[TO BE DONE]:
Only the number is wanted: how many lines contain "Pucokszállási"?

****

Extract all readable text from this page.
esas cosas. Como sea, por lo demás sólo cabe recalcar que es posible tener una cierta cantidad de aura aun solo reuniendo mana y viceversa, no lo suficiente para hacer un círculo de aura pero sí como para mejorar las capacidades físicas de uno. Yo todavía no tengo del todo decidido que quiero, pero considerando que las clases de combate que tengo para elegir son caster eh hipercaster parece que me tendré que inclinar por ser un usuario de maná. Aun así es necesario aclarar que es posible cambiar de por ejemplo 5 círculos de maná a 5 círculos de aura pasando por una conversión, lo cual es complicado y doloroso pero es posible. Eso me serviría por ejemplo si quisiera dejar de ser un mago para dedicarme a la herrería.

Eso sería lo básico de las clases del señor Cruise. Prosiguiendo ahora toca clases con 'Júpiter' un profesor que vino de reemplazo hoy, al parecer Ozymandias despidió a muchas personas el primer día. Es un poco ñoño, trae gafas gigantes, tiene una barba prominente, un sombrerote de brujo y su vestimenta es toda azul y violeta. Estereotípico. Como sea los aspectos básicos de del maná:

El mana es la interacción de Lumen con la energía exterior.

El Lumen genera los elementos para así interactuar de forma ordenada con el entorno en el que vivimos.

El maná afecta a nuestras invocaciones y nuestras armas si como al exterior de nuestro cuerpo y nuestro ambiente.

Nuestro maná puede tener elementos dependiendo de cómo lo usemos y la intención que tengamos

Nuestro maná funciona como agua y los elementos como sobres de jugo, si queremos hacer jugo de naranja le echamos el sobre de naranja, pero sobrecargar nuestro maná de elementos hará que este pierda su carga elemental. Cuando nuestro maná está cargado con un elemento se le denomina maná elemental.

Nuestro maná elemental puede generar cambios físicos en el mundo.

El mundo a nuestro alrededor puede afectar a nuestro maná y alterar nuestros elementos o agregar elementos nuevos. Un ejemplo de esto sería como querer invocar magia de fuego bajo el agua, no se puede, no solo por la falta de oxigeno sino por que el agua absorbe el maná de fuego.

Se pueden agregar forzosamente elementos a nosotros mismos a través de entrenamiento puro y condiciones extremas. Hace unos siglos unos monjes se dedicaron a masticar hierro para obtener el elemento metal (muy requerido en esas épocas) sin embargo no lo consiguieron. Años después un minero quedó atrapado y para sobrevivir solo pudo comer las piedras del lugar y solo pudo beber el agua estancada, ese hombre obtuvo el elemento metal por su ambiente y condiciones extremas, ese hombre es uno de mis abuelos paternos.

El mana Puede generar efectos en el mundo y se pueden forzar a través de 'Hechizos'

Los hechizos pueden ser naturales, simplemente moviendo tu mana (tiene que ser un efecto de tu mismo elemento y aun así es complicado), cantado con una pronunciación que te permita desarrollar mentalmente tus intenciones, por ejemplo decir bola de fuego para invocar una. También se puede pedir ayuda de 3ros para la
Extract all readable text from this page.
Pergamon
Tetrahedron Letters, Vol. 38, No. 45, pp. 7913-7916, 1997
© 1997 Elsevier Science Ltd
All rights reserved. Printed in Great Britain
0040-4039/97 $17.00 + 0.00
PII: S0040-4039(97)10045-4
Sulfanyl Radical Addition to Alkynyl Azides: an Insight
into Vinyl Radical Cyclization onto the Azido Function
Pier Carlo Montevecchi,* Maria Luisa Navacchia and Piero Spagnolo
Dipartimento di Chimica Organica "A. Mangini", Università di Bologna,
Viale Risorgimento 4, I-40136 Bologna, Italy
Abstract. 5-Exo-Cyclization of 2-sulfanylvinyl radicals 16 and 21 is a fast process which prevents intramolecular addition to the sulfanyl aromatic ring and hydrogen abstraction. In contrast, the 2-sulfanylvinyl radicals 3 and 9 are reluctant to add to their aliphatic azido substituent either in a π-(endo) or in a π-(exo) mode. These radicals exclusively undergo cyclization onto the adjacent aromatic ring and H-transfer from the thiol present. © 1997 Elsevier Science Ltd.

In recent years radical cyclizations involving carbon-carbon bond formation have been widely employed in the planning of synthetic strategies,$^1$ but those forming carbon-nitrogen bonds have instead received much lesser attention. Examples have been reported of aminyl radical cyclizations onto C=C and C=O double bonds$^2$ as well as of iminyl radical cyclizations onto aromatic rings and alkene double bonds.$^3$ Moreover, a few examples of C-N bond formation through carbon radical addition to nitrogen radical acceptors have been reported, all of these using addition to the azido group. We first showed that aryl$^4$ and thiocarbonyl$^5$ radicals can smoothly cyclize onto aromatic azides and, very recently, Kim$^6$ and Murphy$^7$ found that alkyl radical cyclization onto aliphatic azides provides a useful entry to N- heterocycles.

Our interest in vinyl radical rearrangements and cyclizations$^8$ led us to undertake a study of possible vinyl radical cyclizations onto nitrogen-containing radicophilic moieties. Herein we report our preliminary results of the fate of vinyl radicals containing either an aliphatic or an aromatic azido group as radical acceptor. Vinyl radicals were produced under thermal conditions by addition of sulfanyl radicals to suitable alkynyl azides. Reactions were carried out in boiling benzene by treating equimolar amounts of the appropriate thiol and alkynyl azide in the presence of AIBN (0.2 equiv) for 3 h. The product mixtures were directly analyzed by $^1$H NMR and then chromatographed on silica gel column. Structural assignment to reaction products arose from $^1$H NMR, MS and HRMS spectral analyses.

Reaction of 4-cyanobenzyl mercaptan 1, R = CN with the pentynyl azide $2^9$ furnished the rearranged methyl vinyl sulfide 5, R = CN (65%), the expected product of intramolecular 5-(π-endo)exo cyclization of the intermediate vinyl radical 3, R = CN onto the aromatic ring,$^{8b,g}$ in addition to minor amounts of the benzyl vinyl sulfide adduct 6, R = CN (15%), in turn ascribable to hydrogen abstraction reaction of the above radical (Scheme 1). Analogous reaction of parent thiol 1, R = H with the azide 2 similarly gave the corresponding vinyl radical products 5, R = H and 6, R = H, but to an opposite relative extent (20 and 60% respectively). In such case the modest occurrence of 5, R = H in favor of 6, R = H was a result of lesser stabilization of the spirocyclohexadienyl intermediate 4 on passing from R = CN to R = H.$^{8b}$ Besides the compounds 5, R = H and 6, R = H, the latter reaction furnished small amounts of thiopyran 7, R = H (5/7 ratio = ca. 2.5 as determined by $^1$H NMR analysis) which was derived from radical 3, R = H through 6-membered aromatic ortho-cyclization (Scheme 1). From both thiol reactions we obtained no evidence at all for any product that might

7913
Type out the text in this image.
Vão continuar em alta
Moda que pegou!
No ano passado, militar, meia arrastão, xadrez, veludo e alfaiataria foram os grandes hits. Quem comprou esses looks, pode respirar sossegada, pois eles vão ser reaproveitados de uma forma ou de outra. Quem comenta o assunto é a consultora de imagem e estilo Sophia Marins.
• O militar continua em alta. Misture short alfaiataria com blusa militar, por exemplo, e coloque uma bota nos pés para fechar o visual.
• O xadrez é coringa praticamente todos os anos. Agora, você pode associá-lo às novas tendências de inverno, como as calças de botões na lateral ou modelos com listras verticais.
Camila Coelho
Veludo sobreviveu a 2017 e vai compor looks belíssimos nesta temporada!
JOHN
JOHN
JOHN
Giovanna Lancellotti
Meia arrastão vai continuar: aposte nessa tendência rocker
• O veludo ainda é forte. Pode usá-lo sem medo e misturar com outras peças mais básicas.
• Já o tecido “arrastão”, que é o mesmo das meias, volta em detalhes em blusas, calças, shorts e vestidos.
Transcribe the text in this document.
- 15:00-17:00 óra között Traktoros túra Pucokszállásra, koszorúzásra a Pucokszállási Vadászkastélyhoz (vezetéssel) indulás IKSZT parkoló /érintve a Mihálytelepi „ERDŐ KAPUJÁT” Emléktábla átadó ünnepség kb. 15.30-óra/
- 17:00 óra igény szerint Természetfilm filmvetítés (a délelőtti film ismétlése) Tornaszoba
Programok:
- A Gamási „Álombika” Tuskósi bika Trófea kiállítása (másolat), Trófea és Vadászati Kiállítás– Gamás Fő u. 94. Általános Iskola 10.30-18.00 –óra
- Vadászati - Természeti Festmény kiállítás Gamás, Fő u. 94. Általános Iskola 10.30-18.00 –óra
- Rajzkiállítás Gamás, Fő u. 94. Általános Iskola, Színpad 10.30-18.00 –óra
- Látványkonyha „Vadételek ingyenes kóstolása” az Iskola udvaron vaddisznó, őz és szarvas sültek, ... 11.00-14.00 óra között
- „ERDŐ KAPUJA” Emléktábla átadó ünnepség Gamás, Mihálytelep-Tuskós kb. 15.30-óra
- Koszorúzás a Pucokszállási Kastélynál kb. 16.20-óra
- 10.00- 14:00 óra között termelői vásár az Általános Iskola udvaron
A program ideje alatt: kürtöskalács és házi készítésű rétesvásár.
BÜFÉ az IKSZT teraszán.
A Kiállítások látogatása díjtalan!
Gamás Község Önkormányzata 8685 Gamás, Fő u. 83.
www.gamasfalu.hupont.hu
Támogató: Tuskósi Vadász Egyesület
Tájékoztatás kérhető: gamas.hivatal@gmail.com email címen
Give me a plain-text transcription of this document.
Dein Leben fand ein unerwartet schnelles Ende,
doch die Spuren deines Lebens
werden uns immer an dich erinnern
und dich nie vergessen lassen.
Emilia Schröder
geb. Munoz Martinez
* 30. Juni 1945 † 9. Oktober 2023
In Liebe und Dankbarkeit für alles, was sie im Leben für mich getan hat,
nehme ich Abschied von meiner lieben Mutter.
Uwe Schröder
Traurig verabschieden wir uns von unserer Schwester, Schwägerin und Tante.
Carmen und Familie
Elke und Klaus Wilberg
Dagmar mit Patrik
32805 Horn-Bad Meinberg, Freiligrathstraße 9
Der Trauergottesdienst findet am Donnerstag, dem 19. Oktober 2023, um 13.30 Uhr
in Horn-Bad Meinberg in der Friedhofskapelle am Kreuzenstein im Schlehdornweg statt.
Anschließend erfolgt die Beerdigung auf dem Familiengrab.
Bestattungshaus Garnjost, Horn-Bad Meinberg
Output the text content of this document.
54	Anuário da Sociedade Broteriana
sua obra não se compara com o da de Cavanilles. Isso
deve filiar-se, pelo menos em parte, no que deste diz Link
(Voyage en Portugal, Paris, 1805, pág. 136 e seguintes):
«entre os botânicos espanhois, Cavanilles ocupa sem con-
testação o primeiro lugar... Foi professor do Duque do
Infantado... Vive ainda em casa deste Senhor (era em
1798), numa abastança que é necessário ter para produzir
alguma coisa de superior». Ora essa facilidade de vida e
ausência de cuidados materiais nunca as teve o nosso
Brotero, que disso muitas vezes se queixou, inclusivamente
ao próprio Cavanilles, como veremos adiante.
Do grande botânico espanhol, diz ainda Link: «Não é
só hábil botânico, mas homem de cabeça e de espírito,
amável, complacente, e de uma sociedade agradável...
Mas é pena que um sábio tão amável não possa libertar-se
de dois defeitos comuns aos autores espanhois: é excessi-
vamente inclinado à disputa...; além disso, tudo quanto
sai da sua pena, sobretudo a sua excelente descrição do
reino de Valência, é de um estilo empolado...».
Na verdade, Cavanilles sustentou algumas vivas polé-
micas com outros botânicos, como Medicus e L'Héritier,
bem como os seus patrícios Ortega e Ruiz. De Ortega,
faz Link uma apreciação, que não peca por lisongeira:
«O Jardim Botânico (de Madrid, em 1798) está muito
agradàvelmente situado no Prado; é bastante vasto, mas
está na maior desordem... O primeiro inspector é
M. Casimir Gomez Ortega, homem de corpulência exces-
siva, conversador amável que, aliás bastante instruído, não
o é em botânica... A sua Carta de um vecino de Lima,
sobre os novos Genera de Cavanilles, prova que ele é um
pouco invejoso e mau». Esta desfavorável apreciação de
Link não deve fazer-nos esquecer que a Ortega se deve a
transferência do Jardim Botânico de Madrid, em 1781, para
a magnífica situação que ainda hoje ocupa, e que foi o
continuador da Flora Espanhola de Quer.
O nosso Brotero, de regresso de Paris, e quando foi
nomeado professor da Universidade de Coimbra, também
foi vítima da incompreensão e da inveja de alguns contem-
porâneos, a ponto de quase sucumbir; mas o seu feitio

****

[FULL OUTPUT]:
2